▶ [What is asked]:
The listing below should be copied in full, word for word.

▶ [Raw records]:

···

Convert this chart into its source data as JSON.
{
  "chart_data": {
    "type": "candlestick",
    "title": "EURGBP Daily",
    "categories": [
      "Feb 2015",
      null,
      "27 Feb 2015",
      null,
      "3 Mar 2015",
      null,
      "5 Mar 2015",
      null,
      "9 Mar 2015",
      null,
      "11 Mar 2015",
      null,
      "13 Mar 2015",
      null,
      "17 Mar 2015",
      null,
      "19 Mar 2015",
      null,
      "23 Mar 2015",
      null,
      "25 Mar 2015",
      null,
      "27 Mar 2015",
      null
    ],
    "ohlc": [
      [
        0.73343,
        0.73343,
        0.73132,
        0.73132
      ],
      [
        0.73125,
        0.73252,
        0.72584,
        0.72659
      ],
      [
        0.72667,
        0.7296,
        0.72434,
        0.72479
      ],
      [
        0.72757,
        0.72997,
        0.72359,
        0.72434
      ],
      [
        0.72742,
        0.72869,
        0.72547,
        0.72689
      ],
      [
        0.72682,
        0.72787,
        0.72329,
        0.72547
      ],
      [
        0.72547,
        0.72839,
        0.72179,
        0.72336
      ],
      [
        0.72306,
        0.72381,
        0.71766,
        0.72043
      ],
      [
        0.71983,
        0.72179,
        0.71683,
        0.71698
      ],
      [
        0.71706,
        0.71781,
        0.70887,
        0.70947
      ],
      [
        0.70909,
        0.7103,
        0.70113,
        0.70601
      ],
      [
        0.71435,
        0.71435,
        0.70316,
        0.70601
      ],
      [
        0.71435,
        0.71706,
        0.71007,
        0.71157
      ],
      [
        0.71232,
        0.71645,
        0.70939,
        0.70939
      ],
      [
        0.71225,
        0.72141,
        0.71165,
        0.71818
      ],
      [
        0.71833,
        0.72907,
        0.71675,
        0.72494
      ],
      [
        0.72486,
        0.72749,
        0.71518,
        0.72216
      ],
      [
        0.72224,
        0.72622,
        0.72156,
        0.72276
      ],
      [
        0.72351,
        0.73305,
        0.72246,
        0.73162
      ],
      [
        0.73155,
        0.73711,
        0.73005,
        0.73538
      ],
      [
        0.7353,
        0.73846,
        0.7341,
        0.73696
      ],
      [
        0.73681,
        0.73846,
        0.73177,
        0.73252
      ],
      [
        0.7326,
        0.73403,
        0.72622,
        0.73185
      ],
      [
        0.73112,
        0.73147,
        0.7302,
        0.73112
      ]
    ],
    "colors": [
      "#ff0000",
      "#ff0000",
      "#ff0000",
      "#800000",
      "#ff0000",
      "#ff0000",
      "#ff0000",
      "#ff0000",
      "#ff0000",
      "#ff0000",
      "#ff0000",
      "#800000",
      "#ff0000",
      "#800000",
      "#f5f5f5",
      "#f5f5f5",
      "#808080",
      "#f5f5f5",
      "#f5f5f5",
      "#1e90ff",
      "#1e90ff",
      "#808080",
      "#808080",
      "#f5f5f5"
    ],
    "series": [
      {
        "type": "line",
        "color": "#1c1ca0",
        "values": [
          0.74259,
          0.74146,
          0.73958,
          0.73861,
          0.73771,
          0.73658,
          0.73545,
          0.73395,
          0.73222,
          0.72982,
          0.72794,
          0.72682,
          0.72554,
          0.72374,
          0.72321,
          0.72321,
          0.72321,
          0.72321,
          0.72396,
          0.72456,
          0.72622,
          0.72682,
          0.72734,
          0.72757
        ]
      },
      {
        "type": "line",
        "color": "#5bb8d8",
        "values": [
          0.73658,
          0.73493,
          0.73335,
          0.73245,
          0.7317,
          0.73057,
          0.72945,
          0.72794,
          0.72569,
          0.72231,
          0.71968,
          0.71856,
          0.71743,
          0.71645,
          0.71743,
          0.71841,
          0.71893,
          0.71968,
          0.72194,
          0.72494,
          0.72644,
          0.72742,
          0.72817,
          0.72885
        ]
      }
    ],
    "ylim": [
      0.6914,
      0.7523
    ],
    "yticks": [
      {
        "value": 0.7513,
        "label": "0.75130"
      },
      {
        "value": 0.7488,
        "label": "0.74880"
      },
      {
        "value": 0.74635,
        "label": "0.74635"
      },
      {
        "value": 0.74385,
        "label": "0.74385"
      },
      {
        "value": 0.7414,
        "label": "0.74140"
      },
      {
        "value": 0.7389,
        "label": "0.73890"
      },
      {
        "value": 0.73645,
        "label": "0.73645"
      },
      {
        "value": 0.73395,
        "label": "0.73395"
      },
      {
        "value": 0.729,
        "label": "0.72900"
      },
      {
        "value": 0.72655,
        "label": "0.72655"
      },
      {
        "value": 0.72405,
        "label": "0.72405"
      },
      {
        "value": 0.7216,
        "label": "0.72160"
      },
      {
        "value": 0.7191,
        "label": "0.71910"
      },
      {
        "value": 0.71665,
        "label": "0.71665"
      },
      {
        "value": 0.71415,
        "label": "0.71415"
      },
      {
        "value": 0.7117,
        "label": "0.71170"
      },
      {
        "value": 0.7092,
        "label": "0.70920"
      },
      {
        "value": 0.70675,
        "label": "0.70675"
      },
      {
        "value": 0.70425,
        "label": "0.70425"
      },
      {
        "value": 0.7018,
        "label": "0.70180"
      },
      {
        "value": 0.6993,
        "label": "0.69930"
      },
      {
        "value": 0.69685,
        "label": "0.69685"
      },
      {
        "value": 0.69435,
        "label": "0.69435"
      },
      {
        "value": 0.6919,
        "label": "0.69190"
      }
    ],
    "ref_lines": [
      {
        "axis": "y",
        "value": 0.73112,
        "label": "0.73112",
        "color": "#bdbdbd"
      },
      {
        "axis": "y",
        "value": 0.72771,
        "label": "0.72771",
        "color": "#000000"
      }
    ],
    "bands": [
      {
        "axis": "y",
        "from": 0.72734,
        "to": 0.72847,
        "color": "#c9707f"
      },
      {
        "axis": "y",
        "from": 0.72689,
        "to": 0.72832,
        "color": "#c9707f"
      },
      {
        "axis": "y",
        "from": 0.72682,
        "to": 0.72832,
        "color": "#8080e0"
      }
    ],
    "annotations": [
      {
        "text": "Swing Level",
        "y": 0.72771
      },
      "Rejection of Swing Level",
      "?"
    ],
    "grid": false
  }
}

···

▶ [Result for this exercise]:
Convert this chart into its source data as JSON.
{
  "chart_data": {
    "type": "candlestick",
    "title": "EURGBP Daily",
    "categories": [
      "Feb 2015",
      null,
      "27 Feb 2015",
      null,
      "3 Mar 2015",
      null,
      "5 Mar 2015",
      null,
      "9 Mar 2015",
      null,
      "11 Mar 2015",
      null,
      "13 Mar 2015",
      null,
      "17 Mar 2015",
      null,
      "19 Mar 2015",
      null,
      "23 Mar 2015",
      null,
      "25 Mar 2015",
      null,
      "27 Mar 2015",
      null
    ],
    "ohlc": [
      [
        0.73343,
        0.73343,
        0.73132,
        0.73132
      ],
      [
        0.73125,
        0.73252,
        0.72584,
        0.72659
      ],
      [
        0.72667,
        0.7296,
        0.72434,
        0.72479
      ],
      [
        0.72757,
        0.72997,
        0.72359,
        0.72434
      ],
      [
        0.72742,
        0.72869,
        0.72547,
        0.72689
      ],
      [
        0.72682,
        0.72787,
        0.72329,
        0.72547
      ],
      [
        0.72547,
        0.72839,
        0.72179,
        0.72336
      ],
      [
        0.72306,
        0.72381,
        0.71766,
        0.72043
      ],
      [
        0.71983,
        0.72179,
        0.71683,
        0.71698
      ],
      [
        0.71706,
        0.71781,
        0.70887,
        0.70947
      ],
      [
        0.70909,
        0.7103,
        0.70113,
        0.70601
      ],
      [
        0.71435,
        0.71435,
        0.70316,
        0.70601
      ],
      [
        0.71435,
        0.71706,
        0.71007,
        0.71157
      ],
      [
        0.71232,
        0.71645,
        0.70939,
        0.70939
      ],
      [
        0.71225,
        0.72141,
        0.71165,
        0.71818
      ],
      [
        0.71833,
        0.72907,
        0.71675,
        0.72494
      ],
      [
        0.72486,
        0.72749,
        0.71518,
        0.72216
      ],
      [
        0.72224,
        0.72622,
        0.72156,
        0.72276
      ],
      [
        0.72351,
        0.73305,
        0.72246,
        0.73162
      ],
      [
        0.73155,
        0.73711,
        0.73005,
        0.73538
      ],
      [
        0.7353,
        0.73846,
        0.7341,
        0.73696
      ],
      [
        0.73681,
        0.73846,
        0.73177,
        0.73252
      ],
      [
        0.7326,
        0.73403,
        0.72622,
        0.73185
      ],
      [
        0.73112,
        0.73147,
        0.7302,
        0.73112
      ]
    ],
    "colors": [
      "#ff0000",
      "#ff0000",
      "#ff0000",
      "#800000",
      "#ff0000",
      "#ff0000",
      "#ff0000",
      "#ff0000",
      "#ff0000",
      "#ff0000",
      "#ff0000",
      "#800000",
      "#ff0000",
      "#800000",
      "#f5f5f5",
      "#f5f5f5",
      "#808080",
      "#f5f5f5",
      "#f5f5f5",
      "#1e90ff",
      "#1e90ff",
      "#808080",
      "#808080",
      "#f5f5f5"
    ],
    "series": [
      {
        "type": "line",
        "color": "#1c1ca0",
        "values": [
          0.74259,
          0.74146,
          0.73958,
          0.73861,
          0.73771,
          0.73658,
          0.73545,
          0.73395,
          0.73222,
          0.72982,
          0.72794,
          0.72682,
          0.72554,
          0.72374,
          0.72321,
          0.72321,
          0.72321,
          0.72321,
          0.72396,
          0.72456,
          0.72622,
          0.72682,
          0.72734,
          0.72757
        ]
      },
      {
        "type": "line",
        "color": "#5bb8d8",
        "values": [
          0.73658,
          0.73493,
          0.73335,
          0.73245,
          0.7317,
          0.73057,
          0.72945,
          0.72794,
          0.72569,
          0.72231,
          0.71968,
          0.71856,
          0.71743,
          0.71645,
          0.71743,
          0.71841,
          0.71893,
          0.71968,
          0.72194,
          0.72494,
          0.72644,
          0.72742,
          0.72817,
          0.72885
        ]
      }
    ],
    "ylim": [
      0.6914,
      0.7523
    ],
    "yticks": [
      {
        "value": 0.7513,
        "label": "0.75130"
      },
      {
        "value": 0.7488,
        "label": "0.74880"
      },
      {
        "value": 0.74635,
        "label": "0.74635"
      },
      {
        "value": 0.74385,
        "label": "0.74385"
      },
      {
        "value": 0.7414,
        "label": "0.74140"
      },
      {
        "value": 0.7389,
        "label": "0.73890"
      },
      {
        "value": 0.73645,
        "label": "0.73645"
      },
      {
        "value": 0.73395,
        "label": "0.73395"
      },
      {
        "value": 0.729,
        "label": "0.72900"
      },
      {
        "value": 0.72655,
        "label": "0.72655"
      },
      {
        "value": 0.72405,
        "label": "0.72405"
      },
      {
        "value": 0.7216,
        "label": "0.72160"
      },
      {
        "value": 0.7191,
        "label": "0.71910"
      },
      {
        "value": 0.71665,
        "label": "0.71665"
      },
      {
        "value": 0.71415,
        "label": "0.71415"
      },
      {
        "value": 0.7117,
        "label": "0.71170"
      },
      {
        "value": 0.7092,
        "label": "0.70920"
      },
      {
        "value": 0.70675,
        "label": "0.70675"
      },
      {
        "value": 0.70425,
        "label": "0.70425"
      },
      {
        "value": 0.7018,
        "label": "0.70180"
      },
      {
        "value": 0.6993,
        "label": "0.69930"
      },
      {
        "value": 0.69685,
        "label": "0.69685"
      },
      {
        "value": 0.69435,
        "label": "0.69435"
      },
      {
        "value": 0.6919,
        "label": "0.69190"
      }
    ],
    "ref_lines": [
      {
        "axis": "y",
        "value": 0.73112,
        "label": "0.73112",
        "color": "#bdbdbd"
      },
      {
        "axis": "y",
        "value": 0.72771,
        "label": "0.72771",
        "color": "#000000"
      }
    ],
    "bands": [
      {
        "axis": "y",
        "from": 0.72734,
        "to": 0.72847,
        "color": "#c9707f"
      },
      {
        "axis": "y",
        "from": 0.72689,
        "to": 0.72832,
        "color": "#c9707f"
      },
      {
        "axis": "y",
        "from": 0.72682,
        "to": 0.72832,
        "color": "#8080e0"
      }
    ],
    "annotations": [
      {
        "text": "Swing Level",
        "y": 0.72771
      },
      "Rejection of Swing Level",
      "?"
    ],
    "grid": false
  }
}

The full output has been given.